◆ TASK OBJECTIVE:
Reproduce the listing that follows with no differences at all.

[start]

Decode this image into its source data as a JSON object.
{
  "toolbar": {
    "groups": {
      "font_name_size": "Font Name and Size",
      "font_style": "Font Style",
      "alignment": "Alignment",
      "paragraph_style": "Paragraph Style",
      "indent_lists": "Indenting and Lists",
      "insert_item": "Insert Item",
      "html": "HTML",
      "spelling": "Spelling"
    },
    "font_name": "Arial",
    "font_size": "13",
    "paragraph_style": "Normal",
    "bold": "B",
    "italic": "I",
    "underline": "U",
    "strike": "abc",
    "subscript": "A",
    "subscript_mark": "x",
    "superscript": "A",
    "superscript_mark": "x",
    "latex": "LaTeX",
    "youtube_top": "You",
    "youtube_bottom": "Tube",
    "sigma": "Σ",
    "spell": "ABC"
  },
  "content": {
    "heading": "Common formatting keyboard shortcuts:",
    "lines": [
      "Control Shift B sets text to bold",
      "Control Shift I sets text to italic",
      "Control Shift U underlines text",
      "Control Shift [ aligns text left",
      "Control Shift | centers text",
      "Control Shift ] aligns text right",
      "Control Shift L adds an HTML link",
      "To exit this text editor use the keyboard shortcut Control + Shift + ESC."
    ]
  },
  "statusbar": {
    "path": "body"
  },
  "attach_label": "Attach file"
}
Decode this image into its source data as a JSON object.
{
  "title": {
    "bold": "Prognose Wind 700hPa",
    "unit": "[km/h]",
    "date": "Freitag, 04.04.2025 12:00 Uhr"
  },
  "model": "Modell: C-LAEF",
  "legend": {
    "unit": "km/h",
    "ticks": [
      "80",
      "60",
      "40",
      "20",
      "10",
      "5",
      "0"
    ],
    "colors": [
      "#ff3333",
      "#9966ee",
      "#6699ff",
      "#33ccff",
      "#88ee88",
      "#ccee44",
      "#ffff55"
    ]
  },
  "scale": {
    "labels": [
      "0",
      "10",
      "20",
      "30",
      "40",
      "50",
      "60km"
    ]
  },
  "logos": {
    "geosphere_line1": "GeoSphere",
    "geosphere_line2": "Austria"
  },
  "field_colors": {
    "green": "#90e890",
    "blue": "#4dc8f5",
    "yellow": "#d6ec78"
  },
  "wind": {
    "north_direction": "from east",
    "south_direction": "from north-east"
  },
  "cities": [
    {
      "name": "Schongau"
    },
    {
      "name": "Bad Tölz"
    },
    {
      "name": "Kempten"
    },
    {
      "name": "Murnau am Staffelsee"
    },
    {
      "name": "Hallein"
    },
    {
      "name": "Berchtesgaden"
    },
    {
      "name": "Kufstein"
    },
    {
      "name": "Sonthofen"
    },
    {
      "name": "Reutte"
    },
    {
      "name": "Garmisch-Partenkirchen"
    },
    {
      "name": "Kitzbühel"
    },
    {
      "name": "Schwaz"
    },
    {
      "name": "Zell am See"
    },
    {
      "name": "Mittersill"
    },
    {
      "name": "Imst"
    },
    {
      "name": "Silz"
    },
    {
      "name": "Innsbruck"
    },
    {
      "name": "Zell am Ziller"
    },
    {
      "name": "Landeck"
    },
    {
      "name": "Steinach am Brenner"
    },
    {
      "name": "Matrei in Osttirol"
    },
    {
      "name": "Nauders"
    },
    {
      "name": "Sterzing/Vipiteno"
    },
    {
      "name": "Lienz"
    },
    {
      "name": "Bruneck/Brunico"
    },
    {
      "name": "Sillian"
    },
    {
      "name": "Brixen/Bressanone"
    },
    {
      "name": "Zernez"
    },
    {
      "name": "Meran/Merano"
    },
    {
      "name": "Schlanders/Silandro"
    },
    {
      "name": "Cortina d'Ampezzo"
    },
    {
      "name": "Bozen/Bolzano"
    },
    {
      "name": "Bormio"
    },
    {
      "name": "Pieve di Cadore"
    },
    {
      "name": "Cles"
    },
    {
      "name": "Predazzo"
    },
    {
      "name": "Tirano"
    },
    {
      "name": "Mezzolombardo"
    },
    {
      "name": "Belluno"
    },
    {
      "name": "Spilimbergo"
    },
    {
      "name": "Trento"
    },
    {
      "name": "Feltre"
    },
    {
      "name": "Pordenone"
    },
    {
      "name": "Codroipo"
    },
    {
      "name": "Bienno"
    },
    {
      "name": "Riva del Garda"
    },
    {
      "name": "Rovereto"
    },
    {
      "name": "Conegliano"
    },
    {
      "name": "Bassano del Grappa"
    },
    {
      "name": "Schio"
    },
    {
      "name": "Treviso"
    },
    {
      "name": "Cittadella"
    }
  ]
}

[end]

◆ SOLUTION FOR THIS TASK:
Decode this image into its source data as a JSON object.
{
  "toolbar": {
    "groups": {
      "font_name_size": "Font Name and Size",
      "font_style": "Font Style",
      "alignment": "Alignment",
      "paragraph_style": "Paragraph Style",
      "indent_lists": "Indenting and Lists",
      "insert_item": "Insert Item",
      "html": "HTML",
      "spelling": "Spelling"
    },
    "font_name": "Arial",
    "font_size": "13",
    "paragraph_style": "Normal",
    "bold": "B",
    "italic": "I",
    "underline": "U",
    "strike": "abc",
    "subscript": "A",
    "subscript_mark": "x",
    "superscript": "A",
    "superscript_mark": "x",
    "latex": "LaTeX",
    "youtube_top": "You",
    "youtube_bottom": "Tube",
    "sigma": "Σ",
    "spell": "ABC"
  },
  "content": {
    "heading": "Common formatting keyboard shortcuts:",
    "lines": [
      "Control Shift B sets text to bold",
      "Control Shift I sets text to italic",
      "Control Shift U underlines text",
      "Control Shift [ aligns text left",
      "Control Shift | centers text",
      "Control Shift ] aligns text right",
      "Control Shift L adds an HTML link",
      "To exit this text editor use the keyboard shortcut Control + Shift + ESC."
    ]
  },
  "statusbar": {
    "path": "body"
  },
  "attach_label": "Attach file"
}
Decode this image into its source data as a JSON object.
{
  "title": {
    "bold": "Prognose Wind 700hPa",
    "unit": "[km/h]",
    "date": "Freitag, 04.04.2025 12:00 Uhr"
  },
  "model": "Modell: C-LAEF",
  "legend": {
    "unit": "km/h",
    "ticks": [
      "80",
      "60",
      "40",
      "20",
      "10",
      "5",
      "0"
    ],
    "colors": [
      "#ff3333",
      "#9966ee",
      "#6699ff",
      "#33ccff",
      "#88ee88",
      "#ccee44",
      "#ffff55"
    ]
  },
  "scale": {
    "labels": [
      "0",
      "10",
      "20",
      "30",
      "40",
      "50",
      "60km"
    ]
  },
  "logos": {
    "geosphere_line1": "GeoSphere",
    "geosphere_line2": "Austria"
  },
  "field_colors": {
    "green": "#90e890",
    "blue": "#4dc8f5",
    "yellow": "#d6ec78"
  },
  "wind": {
    "north_direction": "from east",
    "south_direction": "from north-east"
  },
  "cities": [
    {
      "name": "Schongau"
    },
    {
      "name": "Bad Tölz"
    },
    {
      "name": "Kempten"
    },
    {
      "name": "Murnau am Staffelsee"
    },
    {
      "name": "Hallein"
    },
    {
      "name": "Berchtesgaden"
    },
    {
      "name": "Kufstein"
    },
    {
      "name": "Sonthofen"
    },
    {
      "name": "Reutte"
    },
    {
      "name": "Garmisch-Partenkirchen"
    },
    {
      "name": "Kitzbühel"
    },
    {
      "name": "Schwaz"
    },
    {
      "name": "Zell am See"
    },
    {
      "name": "Mittersill"
    },
    {
      "name": "Imst"
    },
    {
      "name": "Silz"
    },
    {
      "name": "Innsbruck"
    },
    {
      "name": "Zell am Ziller"
    },
    {
      "name": "Landeck"
    },
    {
      "name": "Steinach am Brenner"
    },
    {
      "name": "Matrei in Osttirol"
    },
    {
      "name": "Nauders"
    },
    {
      "name": "Sterzing/Vipiteno"
    },
    {
      "name": "Lienz"
    },
    {
      "name": "Bruneck/Brunico"
    },
    {
      "name": "Sillian"
    },
    {
      "name": "Brixen/Bressanone"
    },
    {
      "name": "Zernez"
    },
    {
      "name": "Meran/Merano"
    },
    {
      "name": "Schlanders/Silandro"
    },
    {
      "name": "Cortina d'Ampezzo"
    },
    {
      "name": "Bozen/Bolzano"
    },
    {
      "name": "Bormio"
    },
    {
      "name": "Pieve di Cadore"
    },
    {
      "name": "Cles"
    },
    {
      "name": "Predazzo"
    },
    {
      "name": "Tirano"
    },
    {
      "name": "Mezzolombardo"
    },
    {
      "name": "Belluno"
    },
    {
      "name": "Spilimbergo"
    },
    {
      "name": "Trento"
    },
    {
      "name": "Feltre"
    },
    {
      "name": "Pordenone"
    },
    {
      "name": "Codroipo"
    },
    {
      "name": "Bienno"
    },
    {
      "name": "Riva del Garda"
    },
    {
      "name": "Rovereto"
    },
    {
      "name": "Conegliano"
    },
    {
      "name": "Bassano del Grappa"
    },
    {
      "name": "Schio"
    },
    {
      "name": "Treviso"
    },
    {
      "name": "Cittadella"
    }
  ]
}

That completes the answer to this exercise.